> _Task details_
Copy out every record precisely.

---

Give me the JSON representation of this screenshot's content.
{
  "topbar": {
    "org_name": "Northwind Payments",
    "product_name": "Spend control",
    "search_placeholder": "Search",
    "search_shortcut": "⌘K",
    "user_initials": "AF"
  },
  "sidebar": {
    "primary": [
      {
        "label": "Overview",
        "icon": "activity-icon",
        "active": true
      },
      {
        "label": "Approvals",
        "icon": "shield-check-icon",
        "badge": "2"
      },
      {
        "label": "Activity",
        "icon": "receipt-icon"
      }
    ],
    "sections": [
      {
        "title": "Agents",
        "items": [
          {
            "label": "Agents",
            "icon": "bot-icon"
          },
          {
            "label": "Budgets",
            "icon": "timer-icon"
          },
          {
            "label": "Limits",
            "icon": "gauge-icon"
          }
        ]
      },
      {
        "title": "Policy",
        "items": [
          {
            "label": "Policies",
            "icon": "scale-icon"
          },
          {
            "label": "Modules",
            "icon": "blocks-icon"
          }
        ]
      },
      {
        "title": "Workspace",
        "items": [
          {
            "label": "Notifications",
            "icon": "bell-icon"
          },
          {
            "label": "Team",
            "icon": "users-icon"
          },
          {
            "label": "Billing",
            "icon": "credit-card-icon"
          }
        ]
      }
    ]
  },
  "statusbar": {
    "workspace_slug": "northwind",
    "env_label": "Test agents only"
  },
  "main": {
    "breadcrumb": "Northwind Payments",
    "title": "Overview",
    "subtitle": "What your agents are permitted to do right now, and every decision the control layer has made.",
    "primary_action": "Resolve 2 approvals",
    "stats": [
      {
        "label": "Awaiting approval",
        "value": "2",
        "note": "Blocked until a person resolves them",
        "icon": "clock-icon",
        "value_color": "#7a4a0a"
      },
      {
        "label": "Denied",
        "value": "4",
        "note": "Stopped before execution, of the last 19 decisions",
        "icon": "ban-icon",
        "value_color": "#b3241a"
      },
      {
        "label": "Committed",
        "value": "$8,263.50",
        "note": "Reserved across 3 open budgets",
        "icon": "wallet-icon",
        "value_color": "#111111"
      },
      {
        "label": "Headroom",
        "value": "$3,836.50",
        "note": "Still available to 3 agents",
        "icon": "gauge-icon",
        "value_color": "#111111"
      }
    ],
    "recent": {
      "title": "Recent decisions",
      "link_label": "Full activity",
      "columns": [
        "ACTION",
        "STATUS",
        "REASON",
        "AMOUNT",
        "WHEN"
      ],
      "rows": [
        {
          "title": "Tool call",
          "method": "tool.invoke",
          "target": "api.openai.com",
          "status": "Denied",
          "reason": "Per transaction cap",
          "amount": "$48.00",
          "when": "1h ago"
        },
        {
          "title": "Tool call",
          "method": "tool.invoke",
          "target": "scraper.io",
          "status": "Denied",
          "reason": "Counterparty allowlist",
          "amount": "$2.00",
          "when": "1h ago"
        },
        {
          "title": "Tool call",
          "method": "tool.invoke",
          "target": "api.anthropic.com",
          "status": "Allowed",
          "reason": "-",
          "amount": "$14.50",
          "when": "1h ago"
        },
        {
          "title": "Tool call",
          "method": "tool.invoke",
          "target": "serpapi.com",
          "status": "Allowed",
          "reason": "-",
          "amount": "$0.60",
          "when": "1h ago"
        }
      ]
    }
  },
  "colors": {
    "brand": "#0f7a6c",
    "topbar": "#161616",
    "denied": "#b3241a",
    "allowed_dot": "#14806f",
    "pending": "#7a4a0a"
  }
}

---

> _Result of the exercise_
Give me the JSON representation of this screenshot's content.
{
  "topbar": {
    "org_name": "Northwind Payments",
    "product_name": "Spend control",
    "search_placeholder": "Search",
    "search_shortcut": "⌘K",
    "user_initials": "AF"
  },
  "sidebar": {
    "primary": [
      {
        "label": "Overview",
        "icon": "activity-icon",
        "active": true
      },
      {
        "label": "Approvals",
        "icon": "shield-check-icon",
        "badge": "2"
      },
      {
        "label": "Activity",
        "icon": "receipt-icon"
      }
    ],
    "sections": [
      {
        "title": "Agents",
        "items": [
          {
            "label": "Agents",
            "icon": "bot-icon"
          },
          {
            "label": "Budgets",
            "icon": "timer-icon"
          },
          {
            "label": "Limits",
            "icon": "gauge-icon"
          }
        ]
      },
      {
        "title": "Policy",
        "items": [
          {
            "label": "Policies",
            "icon": "scale-icon"
          },
          {
            "label": "Modules",
            "icon": "blocks-icon"
          }
        ]
      },
      {
        "title": "Workspace",
        "items": [
          {
            "label": "Notifications",
            "icon": "bell-icon"
          },
          {
            "label": "Team",
            "icon": "users-icon"
          },
          {
            "label": "Billing",
            "icon": "credit-card-icon"
          }
        ]
      }
    ]
  },
  "statusbar": {
    "workspace_slug": "northwind",
    "env_label": "Test agents only"
  },
  "main": {
    "breadcrumb": "Northwind Payments",
    "title": "Overview",
    "subtitle": "What your agents are permitted to do right now, and every decision the control layer has made.",
    "primary_action": "Resolve 2 approvals",
    "stats": [
      {
        "label": "Awaiting approval",
        "value": "2",
        "note": "Blocked until a person resolves them",
        "icon": "clock-icon",
        "value_color": "#7a4a0a"
      },
      {
        "label": "Denied",
        "value": "4",
        "note": "Stopped before execution, of the last 19 decisions",
        "icon": "ban-icon",
        "value_color": "#b3241a"
      },
      {
        "label": "Committed",
        "value": "$8,263.50",
        "note": "Reserved across 3 open budgets",
        "icon": "wallet-icon",
        "value_color": "#111111"
      },
      {
        "label": "Headroom",
        "value": "$3,836.50",
        "note": "Still available to 3 agents",
        "icon": "gauge-icon",
        "value_color": "#111111"
      }
    ],
    "recent": {
      "title": "Recent decisions",
      "link_label": "Full activity",
      "columns": [
        "ACTION",
        "STATUS",
        "REASON",
        "AMOUNT",
        "WHEN"
      ],
      "rows": [
        {
          "title": "Tool call",
          "method": "tool.invoke",
          "target": "api.openai.com",
          "status": "Denied",
          "reason": "Per transaction cap",
          "amount": "$48.00",
          "when": "1h ago"
        },
        {
          "title": "Tool call",
          "method": "tool.invoke",
          "target": "scraper.io",
          "status": "Denied",
          "reason": "Counterparty allowlist",
          "amount": "$2.00",
          "when": "1h ago"
        },
        {
          "title": "Tool call",
          "method": "tool.invoke",
          "target": "api.anthropic.com",
          "status": "Allowed",
          "reason": "-",
          "amount": "$14.50",
          "when": "1h ago"
        },
        {
          "title": "Tool call",
          "method": "tool.invoke",
          "target": "serpapi.com",
          "status": "Allowed",
          "reason": "-",
          "amount": "$0.60",
          "when": "1h ago"
        }
      ]
    }
  },
  "colors": {
    "brand": "#0f7a6c",
    "topbar": "#161616",
    "denied": "#b3241a",
    "allowed_dot": "#14806f",
    "pending": "#7a4a0a"
  }
}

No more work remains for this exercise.